Without including any pictures, write out all the entries exactly.

▼

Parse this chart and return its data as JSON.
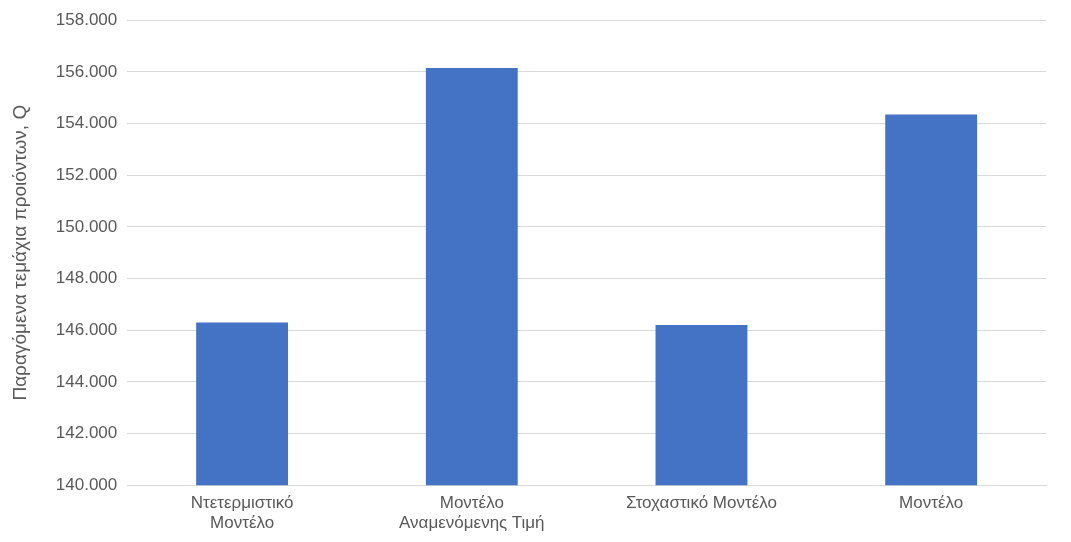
{
  "chart_data": {
    "type": "bar",
    "ylabel": "Παραγόμενα τεμάχια προιόντων, Q",
    "categories": [
      "Ντετερμιστικό Μοντέλο",
      "Μοντέλο Αναμενόμενης Τιμή",
      "Στοχαστικό Μοντέλο",
      "Μοντέλο"
    ],
    "values": [
      146300,
      156150,
      146200,
      154350
    ],
    "color": "#4472c4",
    "ylim": [
      140000,
      158000
    ],
    "yticks": [
      {
        "value": 140000,
        "label": "140.000"
      },
      {
        "value": 142000,
        "label": "142.000"
      },
      {
        "value": 144000,
        "label": "144.000"
      },
      {
        "value": 146000,
        "label": "146.000"
      },
      {
        "value": 148000,
        "label": "148.000"
      },
      {
        "value": 150000,
        "label": "150.000"
      },
      {
        "value": 152000,
        "label": "152.000"
      },
      {
        "value": 154000,
        "label": "154.000"
      },
      {
        "value": 156000,
        "label": "156.000"
      },
      {
        "value": 158000,
        "label": "158.000"
      }
    ],
    "grid": "y",
    "legend": false
  }
}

▲

Expected answer
Parse this chart and return its data as JSON.
{
  "chart_data": {
    "type": "bar",
    "ylabel": "Παραγόμενα τεμάχια προιόντων, Q",
    "categories": [
      "Ντετερμιστικό Μοντέλο",
      "Μοντέλο Αναμενόμενης Τιμή",
      "Στοχαστικό Μοντέλο",
      "Μοντέλο"
    ],
    "values": [
      146300,
      156150,
      146200,
      154350
    ],
    "color": "#4472c4",
    "ylim": [
      140000,
      158000
    ],
    "yticks": [
      {
        "value": 140000,
        "label": "140.000"
      },
      {
        "value": 142000,
        "label": "142.000"
      },
      {
        "value": 144000,
        "label": "144.000"
      },
      {
        "value": 146000,
        "label": "146.000"
      },
      {
        "value": 148000,
        "label": "148.000"
      },
      {
        "value": 150000,
        "label": "150.000"
      },
      {
        "value": 152000,
        "label": "152.000"
      },
      {
        "value": 154000,
        "label": "154.000"
      },
      {
        "value": 156000,
        "label": "156.000"
      },
      {
        "value": 158000,
        "label": "158.000"
      }
    ],
    "grid": "y",
    "legend": false
  }
}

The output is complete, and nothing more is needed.